* Instructions to follow
Work through the material below and count the lines holding the word "true"; give that count and nothing more.

* Data records

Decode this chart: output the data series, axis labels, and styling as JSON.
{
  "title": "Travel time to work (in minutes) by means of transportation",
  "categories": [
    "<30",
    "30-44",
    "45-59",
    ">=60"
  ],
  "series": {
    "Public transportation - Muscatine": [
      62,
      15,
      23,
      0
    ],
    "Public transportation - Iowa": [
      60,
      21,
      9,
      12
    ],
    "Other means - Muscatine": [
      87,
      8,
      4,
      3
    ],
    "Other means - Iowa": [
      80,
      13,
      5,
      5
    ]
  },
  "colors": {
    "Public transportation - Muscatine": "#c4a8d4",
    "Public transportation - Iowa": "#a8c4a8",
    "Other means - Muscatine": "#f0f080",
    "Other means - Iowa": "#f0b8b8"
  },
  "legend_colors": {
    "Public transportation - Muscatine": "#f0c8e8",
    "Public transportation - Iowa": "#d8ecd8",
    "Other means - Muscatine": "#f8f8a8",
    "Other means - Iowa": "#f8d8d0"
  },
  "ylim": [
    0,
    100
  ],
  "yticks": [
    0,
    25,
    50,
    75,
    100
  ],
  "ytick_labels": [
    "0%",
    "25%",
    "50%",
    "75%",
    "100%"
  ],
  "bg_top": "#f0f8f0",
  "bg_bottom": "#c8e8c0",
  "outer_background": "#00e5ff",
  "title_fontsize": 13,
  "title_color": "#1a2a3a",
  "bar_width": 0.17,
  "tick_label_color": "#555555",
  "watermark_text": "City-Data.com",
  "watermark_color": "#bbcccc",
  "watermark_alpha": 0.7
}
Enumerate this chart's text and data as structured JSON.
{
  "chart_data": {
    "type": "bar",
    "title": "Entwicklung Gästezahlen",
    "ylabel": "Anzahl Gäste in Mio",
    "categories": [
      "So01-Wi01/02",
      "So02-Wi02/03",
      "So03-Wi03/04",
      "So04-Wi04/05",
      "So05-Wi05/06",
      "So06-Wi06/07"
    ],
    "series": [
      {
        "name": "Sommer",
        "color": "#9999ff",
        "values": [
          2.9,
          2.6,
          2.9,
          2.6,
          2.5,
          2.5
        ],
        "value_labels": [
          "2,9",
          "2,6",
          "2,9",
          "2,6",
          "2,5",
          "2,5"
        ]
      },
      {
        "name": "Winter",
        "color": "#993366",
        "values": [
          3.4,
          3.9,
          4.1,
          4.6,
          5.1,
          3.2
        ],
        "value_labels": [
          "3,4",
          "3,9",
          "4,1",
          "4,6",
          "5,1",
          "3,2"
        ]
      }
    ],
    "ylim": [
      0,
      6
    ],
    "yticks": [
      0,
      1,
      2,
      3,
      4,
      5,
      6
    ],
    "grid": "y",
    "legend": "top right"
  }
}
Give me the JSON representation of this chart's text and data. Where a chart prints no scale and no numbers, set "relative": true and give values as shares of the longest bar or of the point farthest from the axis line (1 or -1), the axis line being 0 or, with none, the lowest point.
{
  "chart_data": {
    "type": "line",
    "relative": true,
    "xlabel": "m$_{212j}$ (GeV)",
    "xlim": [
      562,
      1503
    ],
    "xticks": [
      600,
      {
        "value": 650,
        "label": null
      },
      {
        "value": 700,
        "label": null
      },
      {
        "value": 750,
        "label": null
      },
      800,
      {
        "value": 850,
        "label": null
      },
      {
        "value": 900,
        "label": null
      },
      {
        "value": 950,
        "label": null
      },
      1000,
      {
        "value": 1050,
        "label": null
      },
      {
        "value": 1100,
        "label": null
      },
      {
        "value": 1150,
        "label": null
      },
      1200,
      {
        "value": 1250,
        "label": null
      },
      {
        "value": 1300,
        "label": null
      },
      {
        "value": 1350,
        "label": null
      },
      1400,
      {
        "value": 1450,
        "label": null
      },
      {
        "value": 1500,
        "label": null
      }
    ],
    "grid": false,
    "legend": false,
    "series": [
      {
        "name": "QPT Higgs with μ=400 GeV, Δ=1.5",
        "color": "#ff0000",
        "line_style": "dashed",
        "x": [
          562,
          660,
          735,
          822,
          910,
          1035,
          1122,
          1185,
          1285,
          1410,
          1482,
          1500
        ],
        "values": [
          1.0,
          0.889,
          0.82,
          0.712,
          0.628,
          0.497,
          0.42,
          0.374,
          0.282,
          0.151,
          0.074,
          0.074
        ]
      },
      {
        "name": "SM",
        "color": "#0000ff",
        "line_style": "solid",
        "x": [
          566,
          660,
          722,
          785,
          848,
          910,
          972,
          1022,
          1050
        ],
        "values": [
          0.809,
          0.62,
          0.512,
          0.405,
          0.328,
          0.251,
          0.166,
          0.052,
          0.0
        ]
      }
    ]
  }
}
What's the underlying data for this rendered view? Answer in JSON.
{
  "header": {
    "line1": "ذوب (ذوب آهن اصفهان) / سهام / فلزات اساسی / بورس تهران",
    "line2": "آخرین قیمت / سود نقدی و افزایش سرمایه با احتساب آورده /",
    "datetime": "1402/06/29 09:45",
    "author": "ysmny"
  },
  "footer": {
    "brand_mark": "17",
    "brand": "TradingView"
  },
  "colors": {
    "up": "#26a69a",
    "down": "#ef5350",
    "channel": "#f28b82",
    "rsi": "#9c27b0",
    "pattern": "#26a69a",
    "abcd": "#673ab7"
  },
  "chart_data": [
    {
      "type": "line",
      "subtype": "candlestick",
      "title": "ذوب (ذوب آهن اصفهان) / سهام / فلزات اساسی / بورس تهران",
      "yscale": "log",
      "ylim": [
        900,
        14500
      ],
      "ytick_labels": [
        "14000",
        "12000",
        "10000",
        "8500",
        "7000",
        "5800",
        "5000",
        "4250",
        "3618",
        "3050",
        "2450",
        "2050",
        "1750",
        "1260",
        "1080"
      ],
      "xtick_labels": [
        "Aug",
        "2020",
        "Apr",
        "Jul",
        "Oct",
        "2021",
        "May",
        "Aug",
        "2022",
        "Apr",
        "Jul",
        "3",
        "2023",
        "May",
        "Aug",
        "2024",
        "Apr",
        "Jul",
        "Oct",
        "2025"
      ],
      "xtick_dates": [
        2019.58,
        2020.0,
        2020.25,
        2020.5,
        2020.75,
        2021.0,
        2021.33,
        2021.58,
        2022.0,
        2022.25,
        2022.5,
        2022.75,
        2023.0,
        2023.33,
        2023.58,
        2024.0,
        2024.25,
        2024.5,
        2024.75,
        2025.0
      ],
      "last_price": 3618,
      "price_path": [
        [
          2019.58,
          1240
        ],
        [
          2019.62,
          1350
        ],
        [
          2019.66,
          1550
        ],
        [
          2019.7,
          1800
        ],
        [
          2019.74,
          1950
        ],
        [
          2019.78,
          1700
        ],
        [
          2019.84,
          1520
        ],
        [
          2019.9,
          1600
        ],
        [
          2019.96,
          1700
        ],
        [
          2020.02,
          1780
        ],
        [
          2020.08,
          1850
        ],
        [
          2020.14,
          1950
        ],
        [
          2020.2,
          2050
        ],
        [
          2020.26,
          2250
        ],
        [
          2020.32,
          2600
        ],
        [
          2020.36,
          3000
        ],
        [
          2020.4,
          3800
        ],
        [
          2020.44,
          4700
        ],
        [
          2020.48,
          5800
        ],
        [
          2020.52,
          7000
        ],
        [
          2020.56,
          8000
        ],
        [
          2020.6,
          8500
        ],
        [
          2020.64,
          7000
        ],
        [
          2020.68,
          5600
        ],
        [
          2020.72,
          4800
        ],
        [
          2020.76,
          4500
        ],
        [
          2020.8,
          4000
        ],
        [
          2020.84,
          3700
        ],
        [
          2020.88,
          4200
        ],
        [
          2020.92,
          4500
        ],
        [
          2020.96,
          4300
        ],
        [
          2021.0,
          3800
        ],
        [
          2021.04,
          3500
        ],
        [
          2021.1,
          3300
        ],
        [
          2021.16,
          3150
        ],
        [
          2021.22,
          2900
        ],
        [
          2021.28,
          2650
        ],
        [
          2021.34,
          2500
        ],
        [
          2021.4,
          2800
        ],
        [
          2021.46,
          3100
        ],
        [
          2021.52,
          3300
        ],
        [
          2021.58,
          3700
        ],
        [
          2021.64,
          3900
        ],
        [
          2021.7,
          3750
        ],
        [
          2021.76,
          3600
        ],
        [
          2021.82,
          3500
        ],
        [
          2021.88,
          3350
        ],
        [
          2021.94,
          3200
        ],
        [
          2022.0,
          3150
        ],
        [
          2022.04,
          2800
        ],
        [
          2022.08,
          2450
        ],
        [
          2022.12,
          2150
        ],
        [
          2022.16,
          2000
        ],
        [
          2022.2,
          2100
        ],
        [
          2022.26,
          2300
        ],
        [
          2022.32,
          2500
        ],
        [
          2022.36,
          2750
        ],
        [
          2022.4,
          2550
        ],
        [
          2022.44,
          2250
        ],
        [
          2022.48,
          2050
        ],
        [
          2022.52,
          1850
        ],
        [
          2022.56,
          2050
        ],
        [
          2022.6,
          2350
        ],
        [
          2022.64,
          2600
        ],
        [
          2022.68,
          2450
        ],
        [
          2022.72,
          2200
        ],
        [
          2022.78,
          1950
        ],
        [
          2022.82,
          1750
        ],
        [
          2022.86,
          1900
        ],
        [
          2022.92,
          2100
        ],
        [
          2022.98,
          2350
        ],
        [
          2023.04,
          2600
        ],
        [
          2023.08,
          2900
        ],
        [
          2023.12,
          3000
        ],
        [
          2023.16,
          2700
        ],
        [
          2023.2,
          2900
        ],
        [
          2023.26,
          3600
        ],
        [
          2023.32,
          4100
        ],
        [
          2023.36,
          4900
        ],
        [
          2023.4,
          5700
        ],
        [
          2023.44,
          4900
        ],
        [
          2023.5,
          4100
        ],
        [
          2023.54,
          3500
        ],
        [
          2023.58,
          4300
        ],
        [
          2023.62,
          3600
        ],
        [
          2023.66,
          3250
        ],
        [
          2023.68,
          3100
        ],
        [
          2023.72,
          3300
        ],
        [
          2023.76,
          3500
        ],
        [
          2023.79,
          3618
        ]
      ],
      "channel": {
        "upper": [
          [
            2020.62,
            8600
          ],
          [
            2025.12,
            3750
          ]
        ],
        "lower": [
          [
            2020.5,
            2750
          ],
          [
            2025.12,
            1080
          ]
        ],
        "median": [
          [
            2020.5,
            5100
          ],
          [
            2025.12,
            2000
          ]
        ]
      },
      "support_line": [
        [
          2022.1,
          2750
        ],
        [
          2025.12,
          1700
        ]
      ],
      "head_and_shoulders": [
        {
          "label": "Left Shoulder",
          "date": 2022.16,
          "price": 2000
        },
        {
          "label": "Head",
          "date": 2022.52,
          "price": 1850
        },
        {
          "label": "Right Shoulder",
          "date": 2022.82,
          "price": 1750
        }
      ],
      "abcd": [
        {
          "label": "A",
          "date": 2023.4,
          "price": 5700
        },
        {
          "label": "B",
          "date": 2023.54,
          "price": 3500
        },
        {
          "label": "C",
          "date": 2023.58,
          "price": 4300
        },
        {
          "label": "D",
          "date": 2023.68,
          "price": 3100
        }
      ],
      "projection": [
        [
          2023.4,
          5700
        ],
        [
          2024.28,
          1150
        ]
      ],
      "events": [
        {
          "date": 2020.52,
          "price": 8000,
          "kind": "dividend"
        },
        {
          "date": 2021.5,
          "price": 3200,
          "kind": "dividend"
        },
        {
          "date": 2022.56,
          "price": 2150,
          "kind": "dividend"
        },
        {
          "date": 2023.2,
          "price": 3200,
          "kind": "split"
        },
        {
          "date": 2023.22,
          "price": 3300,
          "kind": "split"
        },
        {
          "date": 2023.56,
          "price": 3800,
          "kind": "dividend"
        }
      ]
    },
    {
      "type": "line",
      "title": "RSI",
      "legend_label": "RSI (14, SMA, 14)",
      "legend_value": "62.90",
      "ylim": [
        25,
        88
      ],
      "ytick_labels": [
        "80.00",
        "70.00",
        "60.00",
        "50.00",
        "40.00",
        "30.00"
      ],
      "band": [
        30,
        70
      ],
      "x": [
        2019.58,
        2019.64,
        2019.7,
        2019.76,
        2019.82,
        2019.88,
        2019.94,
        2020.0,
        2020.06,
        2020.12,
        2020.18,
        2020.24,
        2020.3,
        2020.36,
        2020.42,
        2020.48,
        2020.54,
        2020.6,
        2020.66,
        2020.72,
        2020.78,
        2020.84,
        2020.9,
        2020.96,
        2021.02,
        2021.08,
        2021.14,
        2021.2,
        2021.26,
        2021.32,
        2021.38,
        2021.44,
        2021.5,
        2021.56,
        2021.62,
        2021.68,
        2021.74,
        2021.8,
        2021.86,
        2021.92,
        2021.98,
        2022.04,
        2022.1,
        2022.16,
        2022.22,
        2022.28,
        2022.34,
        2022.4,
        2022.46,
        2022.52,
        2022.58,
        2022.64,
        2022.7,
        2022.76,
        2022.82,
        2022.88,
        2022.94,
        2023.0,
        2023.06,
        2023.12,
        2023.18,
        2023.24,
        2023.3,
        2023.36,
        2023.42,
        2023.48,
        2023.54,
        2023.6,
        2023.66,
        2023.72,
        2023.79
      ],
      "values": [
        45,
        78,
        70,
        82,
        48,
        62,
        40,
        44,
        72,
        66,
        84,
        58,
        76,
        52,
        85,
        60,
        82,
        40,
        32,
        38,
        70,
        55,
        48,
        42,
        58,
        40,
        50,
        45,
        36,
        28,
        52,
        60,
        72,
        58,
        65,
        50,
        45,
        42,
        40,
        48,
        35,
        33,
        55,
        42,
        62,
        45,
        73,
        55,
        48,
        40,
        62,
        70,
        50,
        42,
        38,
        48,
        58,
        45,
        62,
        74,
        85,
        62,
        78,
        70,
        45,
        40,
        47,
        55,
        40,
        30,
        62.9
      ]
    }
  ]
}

* Response to the task
2